Parts of the exercise:
1 > Name every distinct username that heads a post in the calci sand thread below.
2 > According to the calci sand thread below, why is calci sand a poor choice for lizards compared with normal play sand?
3 > Answer these from the calci sand thread below:
(a) What price did the first poster ask for each 25 kg bag?
(b) Where is the first poster located?
(c) Which two colors of sand did baby05x order?

Source:
#####
# 25kg bags calci sand



## lukendaniel (Jan 10, 2007)

hello was going to buy a pallet of calci sand and was just interested if anyone would be interested in buying 25 kg bags for £8 i am located in mansfield Notts


----------



## eeji (Feb 22, 2006)

no thanks! :2wallbang:


----------



## DeanThorpe (Apr 9, 2006)

thats a lot cheaper than 4kg for £12 however which i think is the usual price.


----------



## eeji (Feb 22, 2006)

has no one learnt why calci sand is a bad thing????!!!!!!!
(sorry dean, i'm not having a pop at you here!! )


----------



## welshgaz (Dec 12, 2005)

yeah calci sand is nasty stuff.... just use normal play sand, its better and a hell of alot cheaper!


----------



## baby05x (Aug 1, 2006)

welshgaz said:


> yeah calci sand is nasty stuff.... just use normal play sand, its better and a hell of alot cheaper!


 
how comes calci sand id nasty but not play sand?
i use calci sand for my lizards cause i got told thats what they need?


----------



## Guest (Jan 20, 2007)

The problem with calci sand is that it clumps together when it is wet so it can lead to gut impaction.Normal playsand is much finer so it has less tendency to clump and if it does it is much easier for a lizard to pass it through their system.

Just put a teaspoon of calci sand in a glass of water and see what happens.It does not do as it is supposed to and dissolve to nothing.

Calci sand was once deemed safe to use on birds but did so much damage that they then started putting it out as a substrate for reptiles.Now we are finding it is not acceptable for them eitther so its only a matter of time before it is marketed elsewhere


----------



## baby05x (Aug 1, 2006)

right thanks for the info
i have found a great site that sells 15kg of coloured sand, for kids to play with £8.00 odd each, which is cheaper than the calci sand i buy
ive ordered 2 bags one of blue other of orange lol
will brighten up the vivs lol


----------



## Guest (Jan 20, 2007)

Just be careful with the coloured sand as in some cases i have heard that the colour has come of the sand and gone onto the lizards.I dont think it did any harm it just gave the beardies a new "morph":lol2: :lol2:


----------



## eeji (Feb 22, 2006)

just keep an eye on things if you use coloured sand - you may end up with blue and orange lizards! :-|

*edit* you beat me to it ryan!


----------



## Guest (Jan 20, 2007)
#####
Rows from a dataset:
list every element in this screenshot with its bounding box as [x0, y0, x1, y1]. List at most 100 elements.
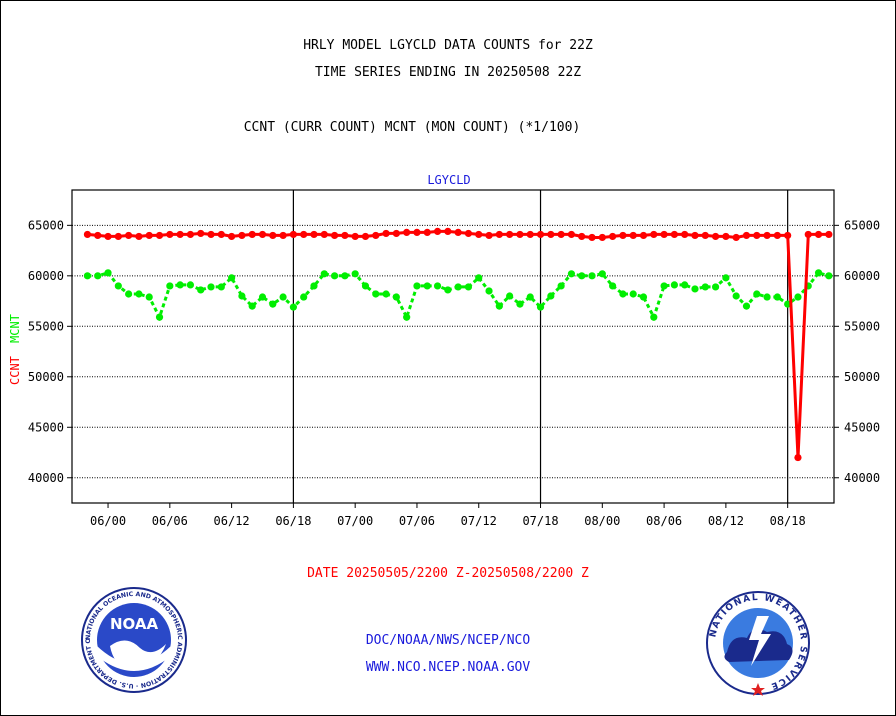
- data-point-mcnt: [578, 272, 586, 280]
- data-point-ccnt: [382, 229, 390, 238]
- data-point-ccnt: [300, 230, 308, 239]
- data-point-mcnt: [310, 282, 318, 290]
- data-point-ccnt: [145, 231, 153, 240]
- data-point-ccnt: [639, 231, 648, 240]
- data-point-ccnt: [485, 231, 493, 240]
- data-point-ccnt: [506, 230, 514, 239]
- data-point-ccnt: [186, 230, 195, 239]
- data-point-ccnt: [372, 231, 380, 240]
- website-link[interactable]: WWW.NCO.NCEP.NOAA.GOV: [365, 660, 531, 675]
- data-point-mcnt: [609, 282, 617, 290]
- data-point-mcnt: [207, 283, 215, 291]
- data-point-ccnt: [217, 230, 225, 239]
- y-tick-label-right: 65000: [844, 218, 880, 232]
- data-point-mcnt: [701, 283, 709, 291]
- data-point-mcnt: [289, 303, 297, 311]
- data-point-mcnt: [670, 281, 678, 289]
- data-point-ccnt: [197, 229, 205, 238]
- data-point-mcnt: [341, 272, 349, 280]
- data-point-mcnt: [753, 290, 761, 298]
- y-tick-label-right: 60000: [844, 269, 880, 283]
- data-point-mcnt: [320, 270, 328, 278]
- y-tick-label-left: 55000: [28, 319, 64, 333]
- data-point-mcnt: [330, 272, 339, 280]
- x-tick-label: 07/18: [522, 514, 558, 528]
- data-point-ccnt: [650, 230, 658, 239]
- data-point-ccnt: [403, 228, 411, 237]
- x-tick-label: 07/12: [461, 514, 497, 528]
- data-point-ccnt: [598, 233, 606, 242]
- data-point-mcnt: [691, 285, 699, 293]
- data-point-ccnt: [794, 453, 802, 462]
- x-tick-label: 08/12: [708, 514, 744, 528]
- data-point-ccnt: [670, 230, 678, 239]
- data-point-ccnt: [341, 231, 349, 240]
- data-point-ccnt: [114, 232, 122, 241]
- data-point-mcnt: [217, 283, 225, 291]
- data-point-ccnt: [578, 232, 586, 241]
- data-point-mcnt: [166, 282, 174, 290]
- doc-path-link[interactable]: DOC/NOAA/NWS/NCEP/NCO: [365, 633, 531, 648]
- data-point-ccnt: [279, 231, 287, 240]
- data-point-ccnt: [567, 230, 576, 239]
- data-point-ccnt: [681, 230, 689, 239]
- data-point-mcnt: [145, 293, 153, 301]
- data-point-ccnt: [166, 230, 174, 239]
- data-point-mcnt: [433, 282, 442, 290]
- data-point-mcnt: [114, 282, 122, 290]
- data-point-ccnt: [392, 229, 400, 238]
- x-tick-label: 08/00: [584, 514, 620, 528]
- data-point-mcnt: [279, 293, 287, 301]
- x-tick-label: 08/06: [646, 514, 682, 528]
- data-point-mcnt: [361, 282, 370, 290]
- data-point-mcnt: [176, 281, 184, 289]
- data-point-ccnt: [753, 231, 761, 240]
- chart-title-line2: TIME SERIES ENDING IN 20250508 22Z: [314, 65, 582, 80]
- series-line-ccnt: [87, 229, 829, 458]
- data-point-mcnt: [135, 290, 143, 298]
- data-point-ccnt: [701, 231, 709, 240]
- data-point-mcnt: [711, 283, 720, 291]
- data-point-mcnt: [475, 274, 483, 282]
- data-point-mcnt: [392, 293, 400, 301]
- data-point-mcnt: [104, 269, 112, 277]
- data-point-mcnt: [351, 270, 359, 278]
- data-point-ccnt: [361, 232, 370, 241]
- data-point-mcnt: [588, 272, 596, 280]
- data-point-mcnt: [125, 290, 133, 298]
- x-tick-label: 06/12: [214, 514, 250, 528]
- data-point-mcnt: [773, 293, 781, 301]
- data-point-mcnt: [629, 290, 637, 298]
- data-point-mcnt: [825, 272, 833, 280]
- x-tick-label: 06/18: [275, 514, 311, 528]
- chart-title-line3: CCNT (CURR COUNT) MCNT (MON COUNT) (*1/1…: [243, 120, 581, 135]
- noaa-logo-text: NOAA: [110, 615, 159, 633]
- data-point-mcnt: [547, 292, 555, 300]
- data-point-ccnt: [732, 233, 740, 242]
- data-point-mcnt: [248, 302, 256, 310]
- data-point-ccnt: [536, 230, 545, 239]
- data-point-ccnt: [444, 227, 452, 235]
- data-point-mcnt: [485, 287, 493, 295]
- axis-layer: 40000 40000 45000 45000 50000 50000 55000 55000…: [8, 218, 880, 528]
- data-point-ccnt: [773, 231, 781, 240]
- data-point-ccnt: [155, 231, 164, 240]
- data-point-ccnt: [135, 232, 143, 241]
- x-tick-label: 07/00: [337, 514, 373, 528]
- x-tick-label: 06/06: [152, 514, 188, 528]
- data-point-ccnt: [691, 231, 699, 240]
- data-point-ccnt: [248, 230, 256, 239]
- data-point-ccnt: [588, 233, 596, 242]
- x-tick-label: 07/06: [399, 514, 435, 528]
- series-line-mcnt: [87, 271, 830, 322]
- data-point-mcnt: [228, 274, 236, 282]
- data-point-ccnt: [413, 228, 421, 237]
- data-point-ccnt: [433, 227, 442, 235]
- data-point-ccnt: [454, 228, 462, 237]
- data-point-mcnt: [155, 313, 164, 321]
- data-point-mcnt: [464, 283, 473, 291]
- data-point-ccnt: [289, 230, 297, 239]
- data-point-mcnt: [238, 292, 246, 300]
- noaa-logo-icon: NATIONAL OCEANIC AND ATMOSPHERIC ADMINIS…: [80, 586, 187, 693]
#####
Expected results:
1 > lukendaniel, eeji, DeanThorpe, welshgaz, baby05x, Guest

2 > Calci sand clumps together when it gets wet, which can lead to gut impaction. Normal play sand is much finer, so it is less likely to clump, and if it does, a lizard can pass it through its system much more easily.

3 >
(a) £8
(b) Mansfield, Notts
(c) Blue and orange